STATED GOAL:
Provide only the number of lines in the data below that contain the string "category".

ENTRIES SHOWN:
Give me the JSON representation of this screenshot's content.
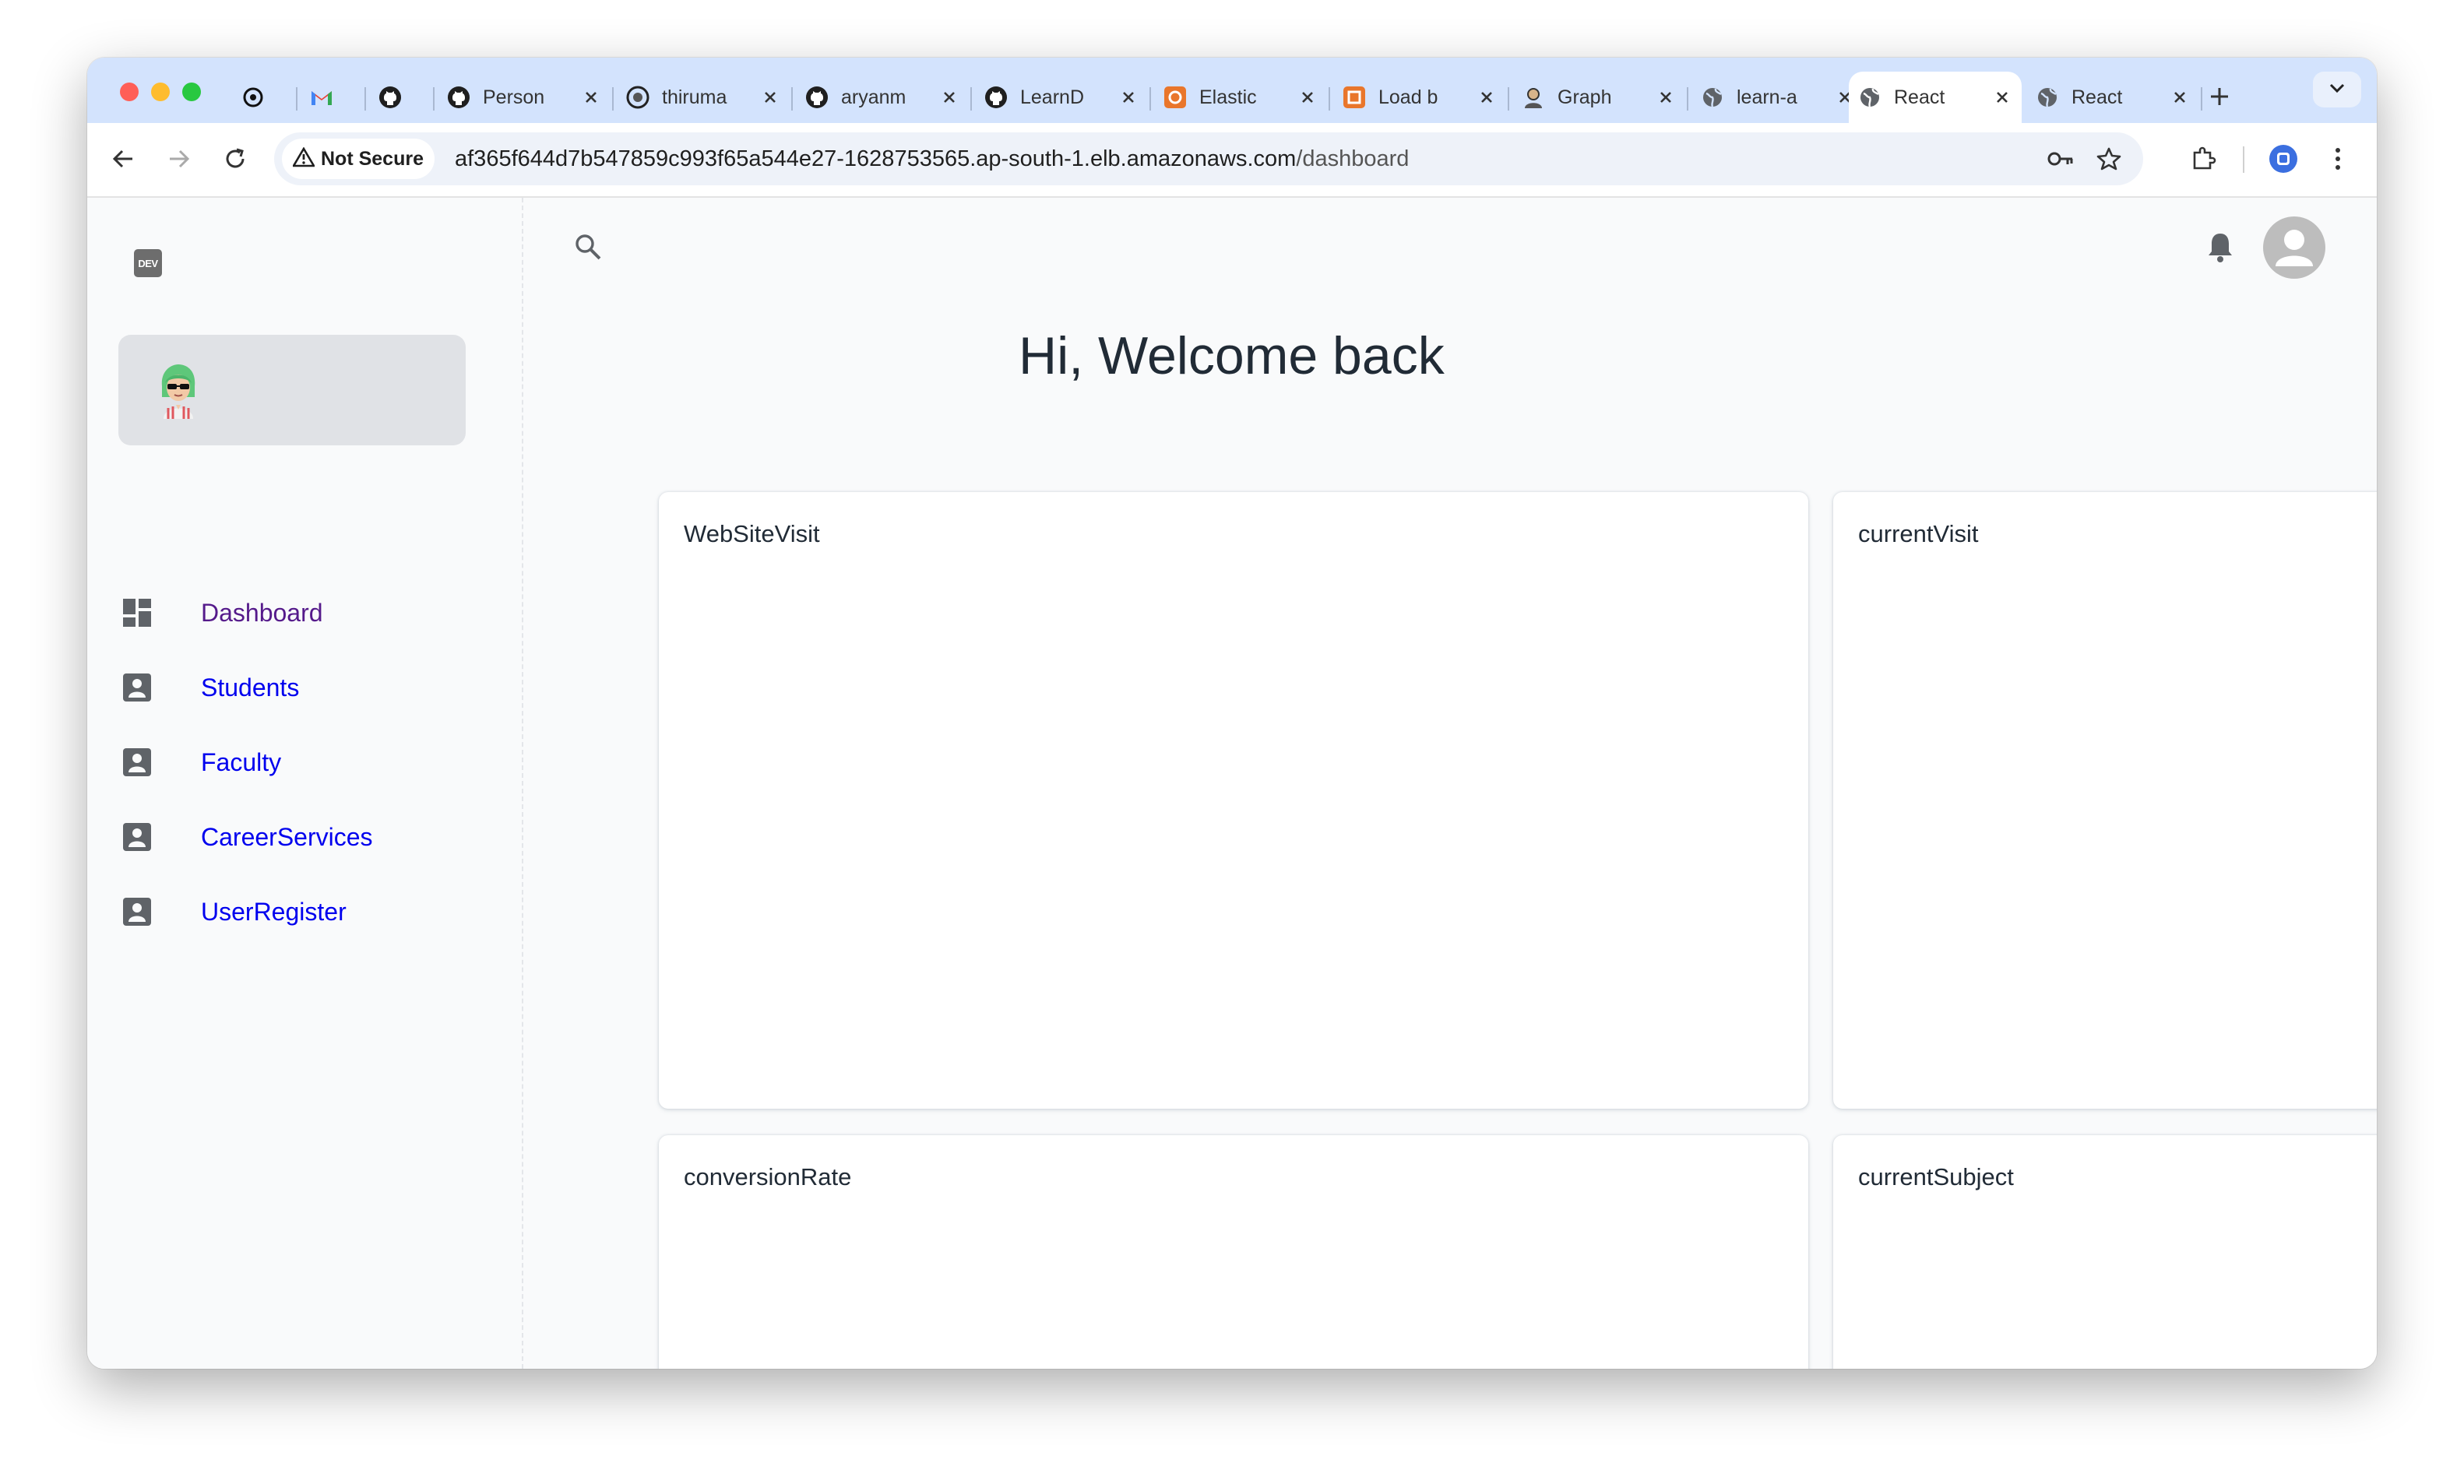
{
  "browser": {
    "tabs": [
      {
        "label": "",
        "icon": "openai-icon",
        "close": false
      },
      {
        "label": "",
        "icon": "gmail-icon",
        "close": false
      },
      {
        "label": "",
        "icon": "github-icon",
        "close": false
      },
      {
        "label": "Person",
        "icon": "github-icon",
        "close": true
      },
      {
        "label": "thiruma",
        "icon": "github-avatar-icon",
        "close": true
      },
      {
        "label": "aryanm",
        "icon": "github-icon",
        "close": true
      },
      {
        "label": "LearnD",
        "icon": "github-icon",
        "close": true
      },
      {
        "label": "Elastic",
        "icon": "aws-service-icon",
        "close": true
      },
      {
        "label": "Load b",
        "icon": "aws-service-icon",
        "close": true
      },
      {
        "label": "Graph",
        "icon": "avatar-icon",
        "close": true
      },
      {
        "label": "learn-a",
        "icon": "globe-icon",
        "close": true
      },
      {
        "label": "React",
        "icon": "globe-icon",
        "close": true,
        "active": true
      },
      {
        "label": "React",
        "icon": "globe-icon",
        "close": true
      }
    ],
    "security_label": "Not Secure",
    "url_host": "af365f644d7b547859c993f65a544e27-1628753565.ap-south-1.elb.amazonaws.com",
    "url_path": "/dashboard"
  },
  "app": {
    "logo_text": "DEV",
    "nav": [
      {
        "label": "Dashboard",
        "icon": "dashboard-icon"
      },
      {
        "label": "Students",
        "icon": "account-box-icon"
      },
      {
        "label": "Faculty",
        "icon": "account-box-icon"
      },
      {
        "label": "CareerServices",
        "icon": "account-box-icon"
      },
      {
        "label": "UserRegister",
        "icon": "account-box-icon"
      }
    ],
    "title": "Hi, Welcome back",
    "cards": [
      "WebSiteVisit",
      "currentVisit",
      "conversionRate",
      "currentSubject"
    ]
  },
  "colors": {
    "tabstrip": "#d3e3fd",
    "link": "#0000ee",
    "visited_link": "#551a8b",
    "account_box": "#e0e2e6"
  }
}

* * *

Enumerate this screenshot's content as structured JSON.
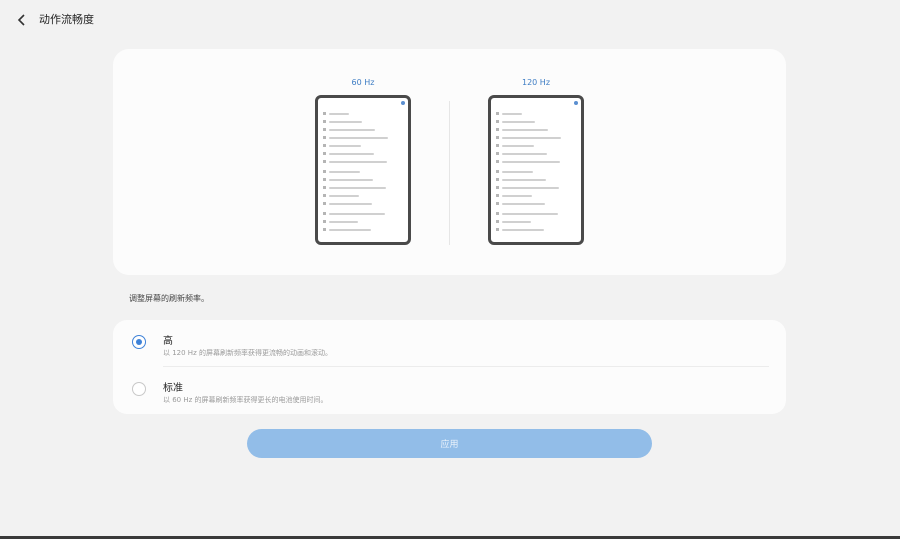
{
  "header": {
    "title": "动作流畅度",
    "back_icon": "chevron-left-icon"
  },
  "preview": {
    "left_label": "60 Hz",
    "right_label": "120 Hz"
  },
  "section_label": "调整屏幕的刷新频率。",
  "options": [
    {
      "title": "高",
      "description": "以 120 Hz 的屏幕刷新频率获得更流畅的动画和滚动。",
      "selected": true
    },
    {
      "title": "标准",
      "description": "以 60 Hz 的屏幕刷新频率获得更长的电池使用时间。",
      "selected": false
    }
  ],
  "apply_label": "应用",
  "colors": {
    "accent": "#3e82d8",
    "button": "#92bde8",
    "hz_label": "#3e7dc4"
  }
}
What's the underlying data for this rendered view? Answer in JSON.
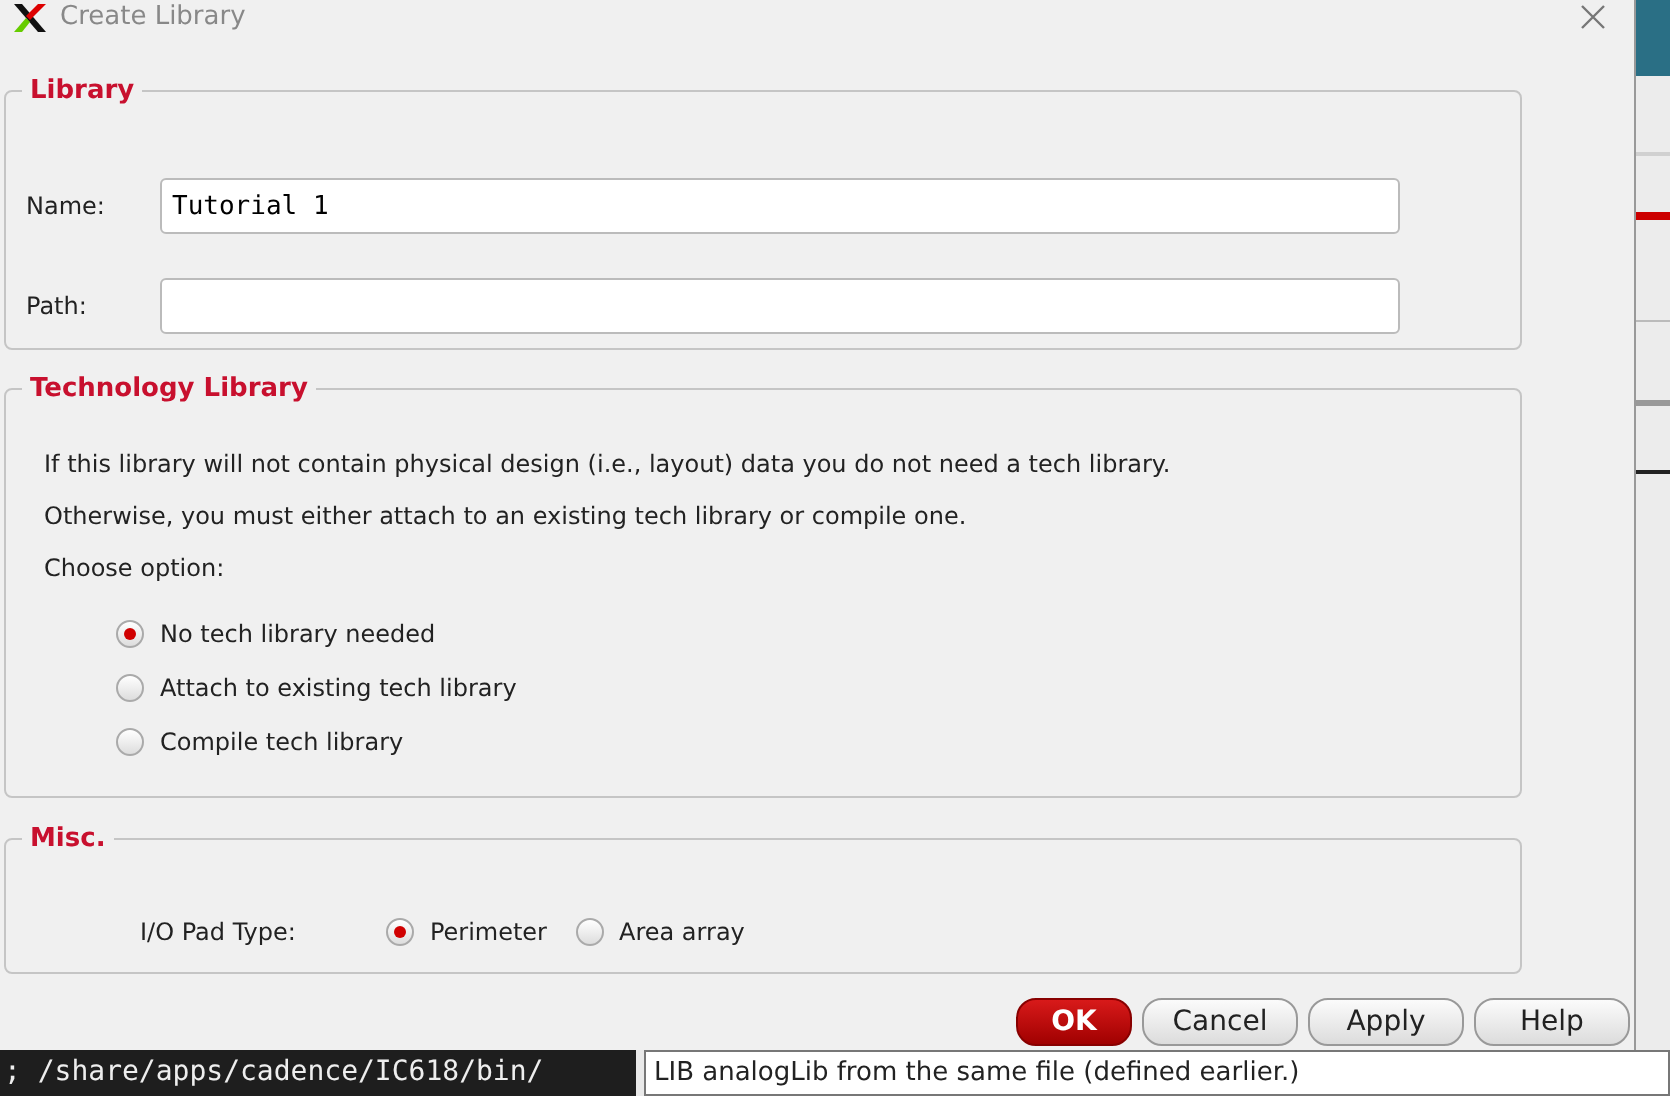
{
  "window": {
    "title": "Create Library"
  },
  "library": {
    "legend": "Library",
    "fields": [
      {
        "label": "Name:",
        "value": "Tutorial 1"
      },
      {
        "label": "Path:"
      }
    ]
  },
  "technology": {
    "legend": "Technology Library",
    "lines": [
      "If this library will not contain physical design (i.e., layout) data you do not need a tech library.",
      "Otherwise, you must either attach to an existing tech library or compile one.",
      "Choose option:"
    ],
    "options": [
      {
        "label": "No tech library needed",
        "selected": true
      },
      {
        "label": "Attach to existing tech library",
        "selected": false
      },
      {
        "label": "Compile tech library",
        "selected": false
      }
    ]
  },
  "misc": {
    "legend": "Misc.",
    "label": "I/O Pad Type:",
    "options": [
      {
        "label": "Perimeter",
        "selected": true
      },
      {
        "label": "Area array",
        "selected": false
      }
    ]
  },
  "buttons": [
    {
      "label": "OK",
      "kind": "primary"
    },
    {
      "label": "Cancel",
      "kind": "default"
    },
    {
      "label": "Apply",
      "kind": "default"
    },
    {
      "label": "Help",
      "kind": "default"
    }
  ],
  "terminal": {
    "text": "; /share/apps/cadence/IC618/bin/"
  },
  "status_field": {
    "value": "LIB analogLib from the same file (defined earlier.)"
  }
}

* * *

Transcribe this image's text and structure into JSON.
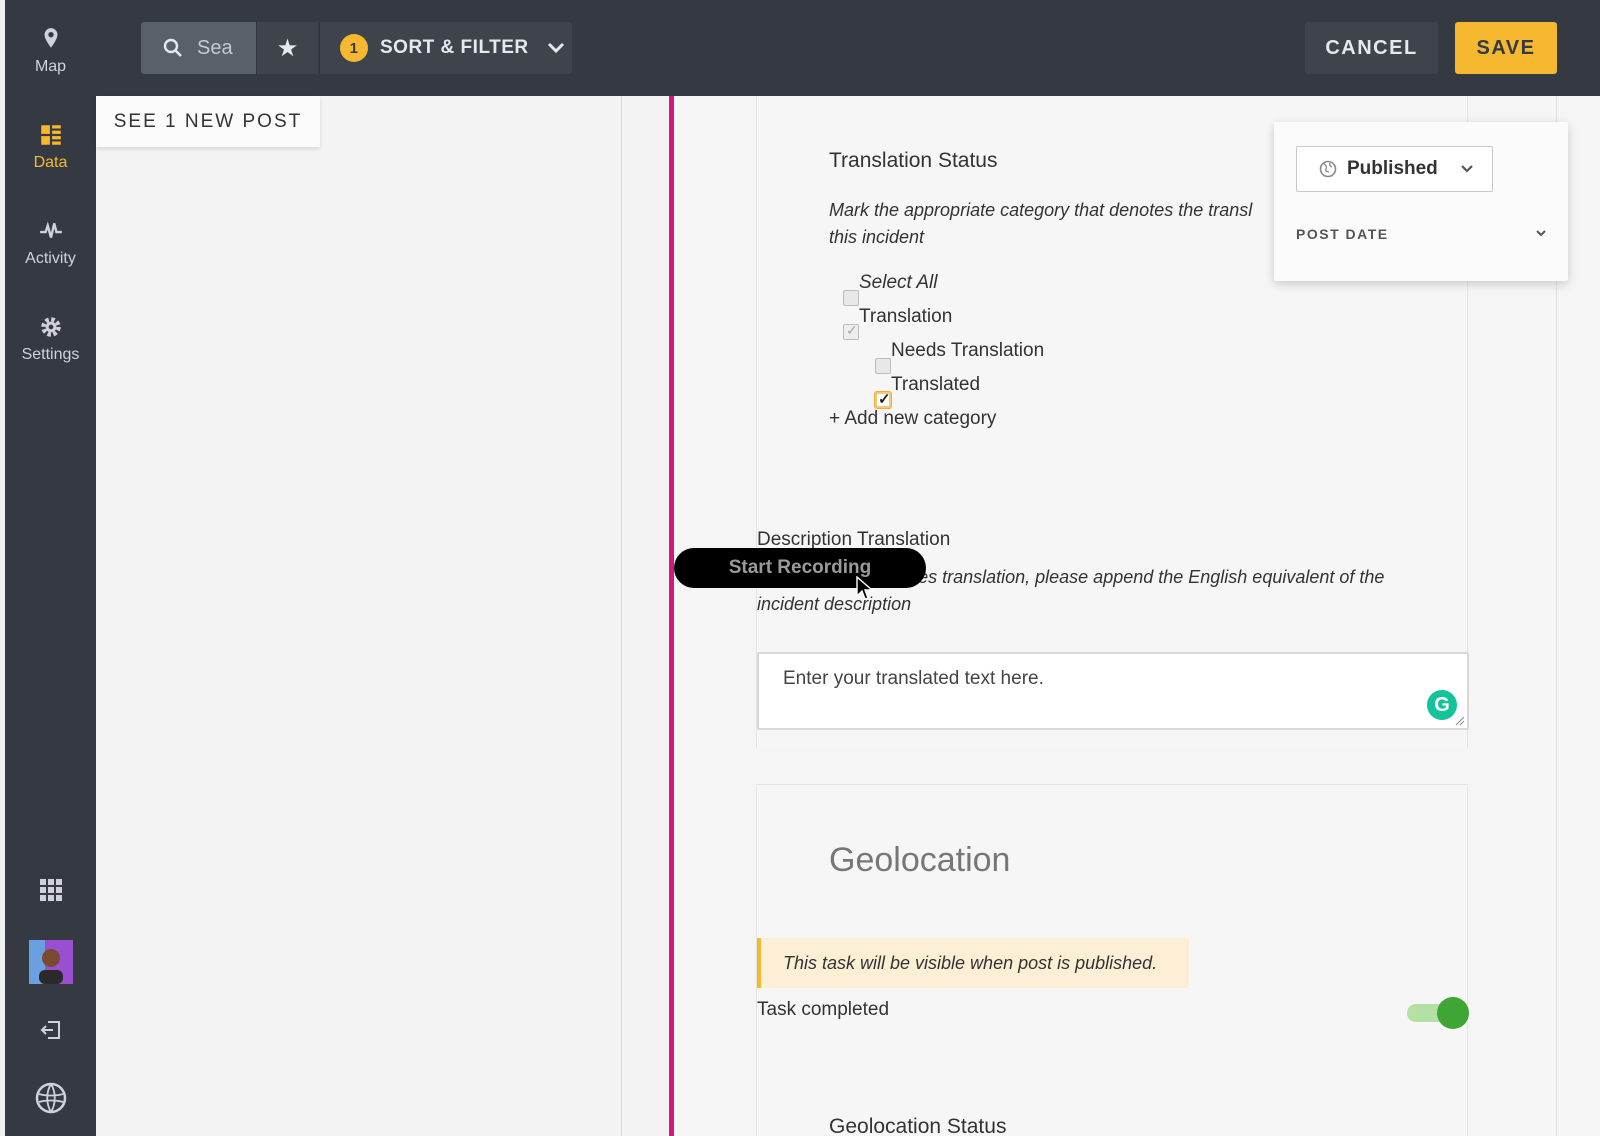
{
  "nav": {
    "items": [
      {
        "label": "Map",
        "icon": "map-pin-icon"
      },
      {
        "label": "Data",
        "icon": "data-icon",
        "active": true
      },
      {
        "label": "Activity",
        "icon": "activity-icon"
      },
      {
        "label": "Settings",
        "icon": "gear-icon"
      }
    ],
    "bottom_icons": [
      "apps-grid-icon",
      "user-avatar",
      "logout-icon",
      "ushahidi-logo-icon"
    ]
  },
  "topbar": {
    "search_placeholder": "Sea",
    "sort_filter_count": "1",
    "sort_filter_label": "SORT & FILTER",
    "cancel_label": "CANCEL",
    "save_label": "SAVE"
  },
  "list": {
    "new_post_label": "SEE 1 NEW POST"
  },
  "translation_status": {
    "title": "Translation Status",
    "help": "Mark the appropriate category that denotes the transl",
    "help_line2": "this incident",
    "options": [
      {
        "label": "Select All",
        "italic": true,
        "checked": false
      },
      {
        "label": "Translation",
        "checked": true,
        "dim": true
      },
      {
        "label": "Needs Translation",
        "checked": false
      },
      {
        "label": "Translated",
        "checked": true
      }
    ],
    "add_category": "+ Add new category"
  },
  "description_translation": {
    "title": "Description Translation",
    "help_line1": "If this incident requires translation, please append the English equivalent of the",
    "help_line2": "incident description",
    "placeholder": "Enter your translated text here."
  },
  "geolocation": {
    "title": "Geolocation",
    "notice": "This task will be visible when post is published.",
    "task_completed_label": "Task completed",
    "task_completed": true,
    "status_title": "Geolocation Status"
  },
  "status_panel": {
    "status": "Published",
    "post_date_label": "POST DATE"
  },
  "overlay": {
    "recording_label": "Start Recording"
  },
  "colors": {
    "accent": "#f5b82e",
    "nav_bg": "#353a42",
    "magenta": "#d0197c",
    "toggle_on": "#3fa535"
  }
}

PROBLEM SOLUTION:
2